[Start of Exercise inputs]
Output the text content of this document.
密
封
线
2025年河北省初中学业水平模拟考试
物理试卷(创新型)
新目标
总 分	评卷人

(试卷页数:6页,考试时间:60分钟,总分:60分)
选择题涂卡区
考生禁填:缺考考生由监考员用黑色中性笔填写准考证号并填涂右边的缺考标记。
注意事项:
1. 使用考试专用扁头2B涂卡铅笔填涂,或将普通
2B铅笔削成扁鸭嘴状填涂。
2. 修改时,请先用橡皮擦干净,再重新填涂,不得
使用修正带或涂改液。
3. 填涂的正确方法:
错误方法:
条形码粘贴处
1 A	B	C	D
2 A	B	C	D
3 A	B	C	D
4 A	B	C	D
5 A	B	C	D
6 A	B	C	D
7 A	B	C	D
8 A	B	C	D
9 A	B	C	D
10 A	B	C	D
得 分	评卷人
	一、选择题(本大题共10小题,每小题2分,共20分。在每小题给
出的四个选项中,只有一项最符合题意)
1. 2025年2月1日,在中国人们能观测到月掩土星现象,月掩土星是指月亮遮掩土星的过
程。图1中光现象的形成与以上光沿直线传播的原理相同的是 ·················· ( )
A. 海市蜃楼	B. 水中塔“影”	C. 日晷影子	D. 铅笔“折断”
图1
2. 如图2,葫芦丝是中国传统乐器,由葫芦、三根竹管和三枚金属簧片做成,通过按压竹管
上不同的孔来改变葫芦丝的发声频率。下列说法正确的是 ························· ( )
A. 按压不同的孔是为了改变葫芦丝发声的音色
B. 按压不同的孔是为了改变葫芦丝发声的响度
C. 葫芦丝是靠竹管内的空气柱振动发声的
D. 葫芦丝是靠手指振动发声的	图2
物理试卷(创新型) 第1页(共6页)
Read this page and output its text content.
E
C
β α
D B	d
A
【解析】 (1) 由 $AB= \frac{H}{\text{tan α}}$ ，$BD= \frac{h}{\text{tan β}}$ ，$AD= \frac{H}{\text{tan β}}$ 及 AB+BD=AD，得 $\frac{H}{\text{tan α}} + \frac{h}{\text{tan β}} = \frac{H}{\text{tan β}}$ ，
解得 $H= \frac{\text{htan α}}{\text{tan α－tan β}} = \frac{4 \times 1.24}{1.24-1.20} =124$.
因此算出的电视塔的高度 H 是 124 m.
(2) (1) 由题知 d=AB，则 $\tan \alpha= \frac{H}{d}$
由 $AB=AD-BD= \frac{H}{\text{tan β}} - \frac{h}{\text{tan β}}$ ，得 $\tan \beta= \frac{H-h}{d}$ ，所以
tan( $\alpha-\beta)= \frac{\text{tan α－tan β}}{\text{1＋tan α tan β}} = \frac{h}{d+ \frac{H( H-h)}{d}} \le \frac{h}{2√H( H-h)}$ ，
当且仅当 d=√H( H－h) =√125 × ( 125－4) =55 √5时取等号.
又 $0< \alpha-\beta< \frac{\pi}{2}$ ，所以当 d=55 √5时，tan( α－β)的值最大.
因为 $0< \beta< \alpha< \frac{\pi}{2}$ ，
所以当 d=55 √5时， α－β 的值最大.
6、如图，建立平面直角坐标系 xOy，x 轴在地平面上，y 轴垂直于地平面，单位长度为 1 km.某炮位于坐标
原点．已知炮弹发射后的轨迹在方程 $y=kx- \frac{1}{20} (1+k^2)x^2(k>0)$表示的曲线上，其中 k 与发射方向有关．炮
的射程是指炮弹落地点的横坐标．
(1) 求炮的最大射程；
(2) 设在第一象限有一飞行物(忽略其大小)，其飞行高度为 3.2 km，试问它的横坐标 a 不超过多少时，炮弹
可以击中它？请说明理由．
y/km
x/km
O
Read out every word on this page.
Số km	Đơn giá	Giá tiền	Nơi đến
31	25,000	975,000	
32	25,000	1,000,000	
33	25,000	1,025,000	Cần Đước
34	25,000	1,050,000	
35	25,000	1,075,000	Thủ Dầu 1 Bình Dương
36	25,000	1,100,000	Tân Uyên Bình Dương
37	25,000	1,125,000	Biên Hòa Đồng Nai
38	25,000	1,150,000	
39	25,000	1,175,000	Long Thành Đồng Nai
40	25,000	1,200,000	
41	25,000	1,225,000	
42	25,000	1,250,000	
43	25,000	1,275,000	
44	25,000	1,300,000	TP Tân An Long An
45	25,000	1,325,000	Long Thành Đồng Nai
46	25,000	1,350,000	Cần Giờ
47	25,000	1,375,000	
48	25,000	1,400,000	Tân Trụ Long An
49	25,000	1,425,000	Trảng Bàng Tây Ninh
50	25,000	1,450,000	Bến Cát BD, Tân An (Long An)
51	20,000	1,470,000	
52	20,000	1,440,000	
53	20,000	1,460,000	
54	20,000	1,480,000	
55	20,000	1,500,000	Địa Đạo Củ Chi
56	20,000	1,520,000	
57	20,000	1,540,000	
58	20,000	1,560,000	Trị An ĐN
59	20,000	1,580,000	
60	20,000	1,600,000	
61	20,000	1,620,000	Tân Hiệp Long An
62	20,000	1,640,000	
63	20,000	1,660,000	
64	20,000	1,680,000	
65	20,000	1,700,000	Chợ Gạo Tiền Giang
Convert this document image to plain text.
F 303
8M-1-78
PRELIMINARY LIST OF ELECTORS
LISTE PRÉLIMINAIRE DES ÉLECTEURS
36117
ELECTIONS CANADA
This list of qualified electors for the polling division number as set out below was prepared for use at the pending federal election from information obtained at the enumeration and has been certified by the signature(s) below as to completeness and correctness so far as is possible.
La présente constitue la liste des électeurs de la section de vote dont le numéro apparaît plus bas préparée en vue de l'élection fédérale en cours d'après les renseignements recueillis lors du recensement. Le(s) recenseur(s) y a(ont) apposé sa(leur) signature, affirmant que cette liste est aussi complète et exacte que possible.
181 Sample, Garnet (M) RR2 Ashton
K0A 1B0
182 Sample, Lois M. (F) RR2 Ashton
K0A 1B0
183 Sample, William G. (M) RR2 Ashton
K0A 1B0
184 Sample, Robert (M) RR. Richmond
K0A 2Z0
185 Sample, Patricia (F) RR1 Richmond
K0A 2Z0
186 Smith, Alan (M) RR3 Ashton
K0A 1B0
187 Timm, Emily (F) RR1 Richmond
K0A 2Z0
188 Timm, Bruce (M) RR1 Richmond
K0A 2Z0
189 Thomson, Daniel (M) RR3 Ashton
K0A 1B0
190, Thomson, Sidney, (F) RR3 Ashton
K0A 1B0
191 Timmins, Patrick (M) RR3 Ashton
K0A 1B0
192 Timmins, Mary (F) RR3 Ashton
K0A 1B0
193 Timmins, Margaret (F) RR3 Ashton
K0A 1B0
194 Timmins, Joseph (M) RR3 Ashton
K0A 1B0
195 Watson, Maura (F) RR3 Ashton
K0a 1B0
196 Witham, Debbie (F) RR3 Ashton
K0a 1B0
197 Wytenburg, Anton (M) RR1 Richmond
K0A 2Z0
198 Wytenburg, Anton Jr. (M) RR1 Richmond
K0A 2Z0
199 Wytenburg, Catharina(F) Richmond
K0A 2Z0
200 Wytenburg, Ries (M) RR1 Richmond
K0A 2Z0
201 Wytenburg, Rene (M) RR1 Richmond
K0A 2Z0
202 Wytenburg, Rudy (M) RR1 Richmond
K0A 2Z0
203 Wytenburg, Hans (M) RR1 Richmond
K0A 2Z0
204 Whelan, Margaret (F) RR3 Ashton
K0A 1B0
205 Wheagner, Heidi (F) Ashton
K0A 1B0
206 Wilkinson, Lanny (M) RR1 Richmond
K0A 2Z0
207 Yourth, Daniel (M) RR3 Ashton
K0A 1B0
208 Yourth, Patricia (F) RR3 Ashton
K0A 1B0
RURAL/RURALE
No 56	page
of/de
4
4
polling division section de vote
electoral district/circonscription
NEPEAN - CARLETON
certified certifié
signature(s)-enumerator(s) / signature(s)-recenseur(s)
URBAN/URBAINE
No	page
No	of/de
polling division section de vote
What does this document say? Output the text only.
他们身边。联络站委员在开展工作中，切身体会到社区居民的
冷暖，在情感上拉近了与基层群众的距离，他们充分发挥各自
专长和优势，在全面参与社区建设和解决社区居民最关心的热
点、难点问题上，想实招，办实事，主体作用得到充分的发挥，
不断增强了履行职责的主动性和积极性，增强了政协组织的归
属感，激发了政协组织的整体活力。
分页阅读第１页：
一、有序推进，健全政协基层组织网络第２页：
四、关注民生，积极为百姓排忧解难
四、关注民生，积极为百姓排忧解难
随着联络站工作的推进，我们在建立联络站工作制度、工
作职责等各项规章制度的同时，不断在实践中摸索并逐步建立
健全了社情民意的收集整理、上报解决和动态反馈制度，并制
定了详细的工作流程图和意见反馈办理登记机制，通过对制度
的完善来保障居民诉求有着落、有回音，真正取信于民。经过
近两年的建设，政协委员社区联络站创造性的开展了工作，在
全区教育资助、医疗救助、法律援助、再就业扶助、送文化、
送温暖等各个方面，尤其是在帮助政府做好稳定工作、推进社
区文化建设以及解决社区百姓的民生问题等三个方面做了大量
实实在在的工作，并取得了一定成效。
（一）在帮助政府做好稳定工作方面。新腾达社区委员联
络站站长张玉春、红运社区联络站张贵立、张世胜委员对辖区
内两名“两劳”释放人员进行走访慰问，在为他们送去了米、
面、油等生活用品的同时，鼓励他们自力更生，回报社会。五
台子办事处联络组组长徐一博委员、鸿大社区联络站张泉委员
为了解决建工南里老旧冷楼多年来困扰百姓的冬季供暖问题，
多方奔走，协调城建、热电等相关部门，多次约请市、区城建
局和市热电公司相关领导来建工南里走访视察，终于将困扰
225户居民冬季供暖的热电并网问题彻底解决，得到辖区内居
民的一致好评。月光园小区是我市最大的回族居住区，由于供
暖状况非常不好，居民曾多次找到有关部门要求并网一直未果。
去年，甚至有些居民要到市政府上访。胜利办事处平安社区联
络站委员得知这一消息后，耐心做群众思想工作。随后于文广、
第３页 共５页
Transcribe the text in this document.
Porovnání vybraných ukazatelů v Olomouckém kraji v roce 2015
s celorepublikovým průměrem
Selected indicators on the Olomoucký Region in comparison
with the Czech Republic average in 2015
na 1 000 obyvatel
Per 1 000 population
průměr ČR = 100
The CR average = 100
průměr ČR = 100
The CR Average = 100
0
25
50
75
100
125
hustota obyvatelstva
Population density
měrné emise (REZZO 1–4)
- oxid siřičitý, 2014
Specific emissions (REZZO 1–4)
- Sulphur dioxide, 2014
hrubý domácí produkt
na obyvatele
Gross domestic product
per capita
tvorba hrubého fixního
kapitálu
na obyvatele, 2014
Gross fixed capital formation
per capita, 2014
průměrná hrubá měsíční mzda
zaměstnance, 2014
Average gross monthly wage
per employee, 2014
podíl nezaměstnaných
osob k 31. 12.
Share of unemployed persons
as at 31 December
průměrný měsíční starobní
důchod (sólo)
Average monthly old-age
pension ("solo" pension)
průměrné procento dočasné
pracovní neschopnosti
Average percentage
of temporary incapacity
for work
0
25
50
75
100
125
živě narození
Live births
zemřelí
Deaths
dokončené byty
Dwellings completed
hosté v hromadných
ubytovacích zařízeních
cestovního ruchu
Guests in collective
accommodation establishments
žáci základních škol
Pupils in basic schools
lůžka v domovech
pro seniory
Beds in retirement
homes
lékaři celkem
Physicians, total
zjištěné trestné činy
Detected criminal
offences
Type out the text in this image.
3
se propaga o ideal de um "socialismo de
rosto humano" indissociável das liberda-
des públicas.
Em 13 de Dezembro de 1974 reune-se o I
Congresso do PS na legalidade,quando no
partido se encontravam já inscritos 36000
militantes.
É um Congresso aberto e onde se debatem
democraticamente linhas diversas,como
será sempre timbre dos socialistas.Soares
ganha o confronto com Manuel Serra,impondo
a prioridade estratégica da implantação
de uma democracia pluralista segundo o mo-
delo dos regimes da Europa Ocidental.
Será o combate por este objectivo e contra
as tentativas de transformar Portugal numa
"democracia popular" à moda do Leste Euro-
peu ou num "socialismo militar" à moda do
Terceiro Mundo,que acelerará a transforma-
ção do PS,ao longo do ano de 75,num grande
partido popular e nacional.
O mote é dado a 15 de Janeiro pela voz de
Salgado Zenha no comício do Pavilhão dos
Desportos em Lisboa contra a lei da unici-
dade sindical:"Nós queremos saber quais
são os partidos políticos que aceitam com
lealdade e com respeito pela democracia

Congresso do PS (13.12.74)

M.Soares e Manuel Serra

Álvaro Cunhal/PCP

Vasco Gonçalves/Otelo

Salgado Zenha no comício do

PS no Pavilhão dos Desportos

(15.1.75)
[End of Exercise inputs]
### [Problem statement]
Make a list of all lines in the data that contain "image".

### [Exercise response]
Convert this document image to plain text.
Type out the text in this image.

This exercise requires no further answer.